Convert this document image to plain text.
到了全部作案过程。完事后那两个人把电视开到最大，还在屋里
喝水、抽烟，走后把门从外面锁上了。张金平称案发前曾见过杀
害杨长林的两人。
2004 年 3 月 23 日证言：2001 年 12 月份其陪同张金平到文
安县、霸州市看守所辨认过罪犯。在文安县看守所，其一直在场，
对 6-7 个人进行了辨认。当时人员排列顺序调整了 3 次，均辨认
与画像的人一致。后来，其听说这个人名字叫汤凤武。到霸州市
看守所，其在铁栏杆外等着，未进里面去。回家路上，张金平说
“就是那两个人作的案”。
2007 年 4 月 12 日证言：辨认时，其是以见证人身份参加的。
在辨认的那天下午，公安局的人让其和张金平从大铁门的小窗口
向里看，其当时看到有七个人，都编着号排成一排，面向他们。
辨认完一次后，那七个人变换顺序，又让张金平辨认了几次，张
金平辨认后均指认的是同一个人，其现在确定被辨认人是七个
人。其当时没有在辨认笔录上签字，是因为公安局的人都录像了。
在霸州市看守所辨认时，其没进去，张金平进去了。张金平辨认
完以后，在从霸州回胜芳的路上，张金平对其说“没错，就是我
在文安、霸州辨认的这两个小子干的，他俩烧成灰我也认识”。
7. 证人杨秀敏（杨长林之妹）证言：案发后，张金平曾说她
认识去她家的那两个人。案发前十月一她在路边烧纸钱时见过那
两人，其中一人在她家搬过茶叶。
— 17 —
....
=== GOAL ===
Your task is to print the whole listing again exactly.

=== ANSWER ===
Convert this document image to plain text.
到了全部作案过程。完事后那两个人把电视开到最大，还在屋里
喝水、抽烟，走后把门从外面锁上了。张金平称案发前曾见过杀
害杨长林的两人。
2004 年 3 月 23 日证言：2001 年 12 月份其陪同张金平到文
安县、霸州市看守所辨认过罪犯。在文安县看守所，其一直在场，
对 6-7 个人进行了辨认。当时人员排列顺序调整了 3 次，均辨认
与画像的人一致。后来，其听说这个人名字叫汤凤武。到霸州市
看守所，其在铁栏杆外等着，未进里面去。回家路上，张金平说
“就是那两个人作的案”。
2007 年 4 月 12 日证言：辨认时，其是以见证人身份参加的。
在辨认的那天下午，公安局的人让其和张金平从大铁门的小窗口
向里看，其当时看到有七个人，都编着号排成一排，面向他们。
辨认完一次后，那七个人变换顺序，又让张金平辨认了几次，张
金平辨认后均指认的是同一个人，其现在确定被辨认人是七个
人。其当时没有在辨认笔录上签字，是因为公安局的人都录像了。
在霸州市看守所辨认时，其没进去，张金平进去了。张金平辨认
完以后，在从霸州回胜芳的路上，张金平对其说“没错，就是我
在文安、霸州辨认的这两个小子干的，他俩烧成灰我也认识”。
7. 证人杨秀敏（杨长林之妹）证言：案发后，张金平曾说她
认识去她家的那两个人。案发前十月一她在路边烧纸钱时见过那
两人，其中一人在她家搬过茶叶。
— 17 —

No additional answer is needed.